EXERCISE INPUTS:
>>>
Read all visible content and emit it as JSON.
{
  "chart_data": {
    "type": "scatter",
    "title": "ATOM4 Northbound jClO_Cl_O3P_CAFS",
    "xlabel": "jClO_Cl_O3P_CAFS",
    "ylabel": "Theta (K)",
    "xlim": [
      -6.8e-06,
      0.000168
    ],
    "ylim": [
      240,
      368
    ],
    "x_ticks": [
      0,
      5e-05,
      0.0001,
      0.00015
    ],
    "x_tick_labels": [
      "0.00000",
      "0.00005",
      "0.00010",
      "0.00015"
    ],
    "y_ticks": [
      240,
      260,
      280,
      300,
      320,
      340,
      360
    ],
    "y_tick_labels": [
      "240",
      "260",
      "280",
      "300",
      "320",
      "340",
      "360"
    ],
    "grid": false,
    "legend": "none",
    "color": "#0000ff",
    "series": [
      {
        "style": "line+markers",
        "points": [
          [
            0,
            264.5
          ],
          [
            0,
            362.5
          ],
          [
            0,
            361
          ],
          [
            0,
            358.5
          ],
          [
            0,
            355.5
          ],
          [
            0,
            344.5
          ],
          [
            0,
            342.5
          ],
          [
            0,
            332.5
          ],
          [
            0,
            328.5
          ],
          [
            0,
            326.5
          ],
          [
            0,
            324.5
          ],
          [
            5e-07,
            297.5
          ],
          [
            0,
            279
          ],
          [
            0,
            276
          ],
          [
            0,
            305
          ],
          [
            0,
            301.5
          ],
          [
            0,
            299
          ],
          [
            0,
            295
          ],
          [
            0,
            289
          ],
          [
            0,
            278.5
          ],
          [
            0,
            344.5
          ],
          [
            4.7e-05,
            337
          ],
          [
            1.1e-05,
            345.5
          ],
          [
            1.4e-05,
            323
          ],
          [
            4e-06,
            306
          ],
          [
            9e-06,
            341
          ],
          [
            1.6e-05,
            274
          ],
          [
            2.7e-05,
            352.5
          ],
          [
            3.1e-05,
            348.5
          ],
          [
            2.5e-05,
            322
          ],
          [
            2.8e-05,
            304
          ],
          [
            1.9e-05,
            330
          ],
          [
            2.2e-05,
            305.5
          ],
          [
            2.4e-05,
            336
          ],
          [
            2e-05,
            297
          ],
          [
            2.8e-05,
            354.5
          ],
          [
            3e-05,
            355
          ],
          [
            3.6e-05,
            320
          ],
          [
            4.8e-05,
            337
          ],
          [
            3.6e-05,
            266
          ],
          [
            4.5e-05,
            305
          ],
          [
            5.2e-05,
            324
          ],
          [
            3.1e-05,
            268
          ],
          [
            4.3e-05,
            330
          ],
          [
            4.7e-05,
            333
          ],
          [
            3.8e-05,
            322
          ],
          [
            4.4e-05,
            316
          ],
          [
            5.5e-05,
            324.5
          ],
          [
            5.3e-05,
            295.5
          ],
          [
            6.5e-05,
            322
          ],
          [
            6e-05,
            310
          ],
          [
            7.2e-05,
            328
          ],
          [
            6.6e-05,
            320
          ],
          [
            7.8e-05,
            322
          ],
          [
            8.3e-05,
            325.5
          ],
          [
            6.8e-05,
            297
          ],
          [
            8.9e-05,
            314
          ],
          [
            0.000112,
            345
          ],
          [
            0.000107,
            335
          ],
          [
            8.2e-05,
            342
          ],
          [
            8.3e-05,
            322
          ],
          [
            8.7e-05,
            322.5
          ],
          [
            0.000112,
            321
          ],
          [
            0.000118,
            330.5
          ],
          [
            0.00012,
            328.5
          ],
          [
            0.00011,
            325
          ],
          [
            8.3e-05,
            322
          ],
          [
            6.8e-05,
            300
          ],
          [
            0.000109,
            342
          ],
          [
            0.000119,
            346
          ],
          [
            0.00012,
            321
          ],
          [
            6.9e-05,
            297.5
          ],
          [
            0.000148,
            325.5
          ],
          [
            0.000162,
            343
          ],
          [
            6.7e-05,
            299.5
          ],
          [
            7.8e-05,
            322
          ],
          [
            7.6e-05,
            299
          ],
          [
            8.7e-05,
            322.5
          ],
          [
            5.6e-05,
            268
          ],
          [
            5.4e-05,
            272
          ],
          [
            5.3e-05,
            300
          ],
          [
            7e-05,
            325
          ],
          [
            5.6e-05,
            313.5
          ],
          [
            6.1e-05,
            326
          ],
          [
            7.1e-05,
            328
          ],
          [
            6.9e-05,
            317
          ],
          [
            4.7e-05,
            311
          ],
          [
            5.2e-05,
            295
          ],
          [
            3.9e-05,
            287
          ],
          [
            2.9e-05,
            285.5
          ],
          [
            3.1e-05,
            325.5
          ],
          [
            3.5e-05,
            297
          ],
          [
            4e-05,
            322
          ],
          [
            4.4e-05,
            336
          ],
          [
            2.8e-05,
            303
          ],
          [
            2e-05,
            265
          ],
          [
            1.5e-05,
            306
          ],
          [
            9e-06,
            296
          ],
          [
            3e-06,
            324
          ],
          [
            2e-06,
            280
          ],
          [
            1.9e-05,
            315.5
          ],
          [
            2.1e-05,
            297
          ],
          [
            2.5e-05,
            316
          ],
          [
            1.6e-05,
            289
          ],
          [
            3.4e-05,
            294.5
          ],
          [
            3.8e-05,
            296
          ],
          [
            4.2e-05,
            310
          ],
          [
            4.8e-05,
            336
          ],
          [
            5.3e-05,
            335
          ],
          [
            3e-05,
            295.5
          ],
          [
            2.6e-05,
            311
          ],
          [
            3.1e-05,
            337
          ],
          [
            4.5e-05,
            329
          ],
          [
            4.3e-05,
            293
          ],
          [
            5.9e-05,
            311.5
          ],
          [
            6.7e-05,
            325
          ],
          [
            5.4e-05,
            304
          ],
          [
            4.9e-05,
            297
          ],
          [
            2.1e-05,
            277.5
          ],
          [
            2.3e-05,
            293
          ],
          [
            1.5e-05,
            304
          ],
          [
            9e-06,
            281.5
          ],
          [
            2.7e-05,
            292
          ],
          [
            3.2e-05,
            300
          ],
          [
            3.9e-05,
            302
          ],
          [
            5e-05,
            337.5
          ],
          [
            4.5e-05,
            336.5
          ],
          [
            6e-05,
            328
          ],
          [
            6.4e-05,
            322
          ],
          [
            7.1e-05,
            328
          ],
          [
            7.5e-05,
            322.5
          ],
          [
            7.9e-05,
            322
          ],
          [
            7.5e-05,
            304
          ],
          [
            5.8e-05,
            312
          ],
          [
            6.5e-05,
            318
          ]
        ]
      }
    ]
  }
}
<<<
BRIEF: Transcribe the entire listing above precisely.

ANSWER FOR THE TASK:
Read all visible content and emit it as JSON.
{
  "chart_data": {
    "type": "scatter",
    "title": "ATOM4 Northbound jClO_Cl_O3P_CAFS",
    "xlabel": "jClO_Cl_O3P_CAFS",
    "ylabel": "Theta (K)",
    "xlim": [
      -6.8e-06,
      0.000168
    ],
    "ylim": [
      240,
      368
    ],
    "x_ticks": [
      0,
      5e-05,
      0.0001,
      0.00015
    ],
    "x_tick_labels": [
      "0.00000",
      "0.00005",
      "0.00010",
      "0.00015"
    ],
    "y_ticks": [
      240,
      260,
      280,
      300,
      320,
      340,
      360
    ],
    "y_tick_labels": [
      "240",
      "260",
      "280",
      "300",
      "320",
      "340",
      "360"
    ],
    "grid": false,
    "legend": "none",
    "color": "#0000ff",
    "series": [
      {
        "style": "line+markers",
        "points": [
          [
            0,
            264.5
          ],
          [
            0,
            362.5
          ],
          [
            0,
            361
          ],
          [
            0,
            358.5
          ],
          [
            0,
            355.5
          ],
          [
            0,
            344.5
          ],
          [
            0,
            342.5
          ],
          [
            0,
            332.5
          ],
          [
            0,
            328.5
          ],
          [
            0,
            326.5
          ],
          [
            0,
            324.5
          ],
          [
            5e-07,
            297.5
          ],
          [
            0,
            279
          ],
          [
            0,
            276
          ],
          [
            0,
            305
          ],
          [
            0,
            301.5
          ],
          [
            0,
            299
          ],
          [
            0,
            295
          ],
          [
            0,
            289
          ],
          [
            0,
            278.5
          ],
          [
            0,
            344.5
          ],
          [
            4.7e-05,
            337
          ],
          [
            1.1e-05,
            345.5
          ],
          [
            1.4e-05,
            323
          ],
          [
            4e-06,
            306
          ],
          [
            9e-06,
            341
          ],
          [
            1.6e-05,
            274
          ],
          [
            2.7e-05,
            352.5
          ],
          [
            3.1e-05,
            348.5
          ],
          [
            2.5e-05,
            322
          ],
          [
            2.8e-05,
            304
          ],
          [
            1.9e-05,
            330
          ],
          [
            2.2e-05,
            305.5
          ],
          [
            2.4e-05,
            336
          ],
          [
            2e-05,
            297
          ],
          [
            2.8e-05,
            354.5
          ],
          [
            3e-05,
            355
          ],
          [
            3.6e-05,
            320
          ],
          [
            4.8e-05,
            337
          ],
          [
            3.6e-05,
            266
          ],
          [
            4.5e-05,
            305
          ],
          [
            5.2e-05,
            324
          ],
          [
            3.1e-05,
            268
          ],
          [
            4.3e-05,
            330
          ],
          [
            4.7e-05,
            333
          ],
          [
            3.8e-05,
            322
          ],
          [
            4.4e-05,
            316
          ],
          [
            5.5e-05,
            324.5
          ],
          [
            5.3e-05,
            295.5
          ],
          [
            6.5e-05,
            322
          ],
          [
            6e-05,
            310
          ],
          [
            7.2e-05,
            328
          ],
          [
            6.6e-05,
            320
          ],
          [
            7.8e-05,
            322
          ],
          [
            8.3e-05,
            325.5
          ],
          [
            6.8e-05,
            297
          ],
          [
            8.9e-05,
            314
          ],
          [
            0.000112,
            345
          ],
          [
            0.000107,
            335
          ],
          [
            8.2e-05,
            342
          ],
          [
            8.3e-05,
            322
          ],
          [
            8.7e-05,
            322.5
          ],
          [
            0.000112,
            321
          ],
          [
            0.000118,
            330.5
          ],
          [
            0.00012,
            328.5
          ],
          [
            0.00011,
            325
          ],
          [
            8.3e-05,
            322
          ],
          [
            6.8e-05,
            300
          ],
          [
            0.000109,
            342
          ],
          [
            0.000119,
            346
          ],
          [
            0.00012,
            321
          ],
          [
            6.9e-05,
            297.5
          ],
          [
            0.000148,
            325.5
          ],
          [
            0.000162,
            343
          ],
          [
            6.7e-05,
            299.5
          ],
          [
            7.8e-05,
            322
          ],
          [
            7.6e-05,
            299
          ],
          [
            8.7e-05,
            322.5
          ],
          [
            5.6e-05,
            268
          ],
          [
            5.4e-05,
            272
          ],
          [
            5.3e-05,
            300
          ],
          [
            7e-05,
            325
          ],
          [
            5.6e-05,
            313.5
          ],
          [
            6.1e-05,
            326
          ],
          [
            7.1e-05,
            328
          ],
          [
            6.9e-05,
            317
          ],
          [
            4.7e-05,
            311
          ],
          [
            5.2e-05,
            295
          ],
          [
            3.9e-05,
            287
          ],
          [
            2.9e-05,
            285.5
          ],
          [
            3.1e-05,
            325.5
          ],
          [
            3.5e-05,
            297
          ],
          [
            4e-05,
            322
          ],
          [
            4.4e-05,
            336
          ],
          [
            2.8e-05,
            303
          ],
          [
            2e-05,
            265
          ],
          [
            1.5e-05,
            306
          ],
          [
            9e-06,
            296
          ],
          [
            3e-06,
            324
          ],
          [
            2e-06,
            280
          ],
          [
            1.9e-05,
            315.5
          ],
          [
            2.1e-05,
            297
          ],
          [
            2.5e-05,
            316
          ],
          [
            1.6e-05,
            289
          ],
          [
            3.4e-05,
            294.5
          ],
          [
            3.8e-05,
            296
          ],
          [
            4.2e-05,
            310
          ],
          [
            4.8e-05,
            336
          ],
          [
            5.3e-05,
            335
          ],
          [
            3e-05,
            295.5
          ],
          [
            2.6e-05,
            311
          ],
          [
            3.1e-05,
            337
          ],
          [
            4.5e-05,
            329
          ],
          [
            4.3e-05,
            293
          ],
          [
            5.9e-05,
            311.5
          ],
          [
            6.7e-05,
            325
          ],
          [
            5.4e-05,
            304
          ],
          [
            4.9e-05,
            297
          ],
          [
            2.1e-05,
            277.5
          ],
          [
            2.3e-05,
            293
          ],
          [
            1.5e-05,
            304
          ],
          [
            9e-06,
            281.5
          ],
          [
            2.7e-05,
            292
          ],
          [
            3.2e-05,
            300
          ],
          [
            3.9e-05,
            302
          ],
          [
            5e-05,
            337.5
          ],
          [
            4.5e-05,
            336.5
          ],
          [
            6e-05,
            328
          ],
          [
            6.4e-05,
            322
          ],
          [
            7.1e-05,
            328
          ],
          [
            7.5e-05,
            322.5
          ],
          [
            7.9e-05,
            322
          ],
          [
            7.5e-05,
            304
          ],
          [
            5.8e-05,
            312
          ],
          [
            6.5e-05,
            318
          ]
        ]
      }
    ]
  }
}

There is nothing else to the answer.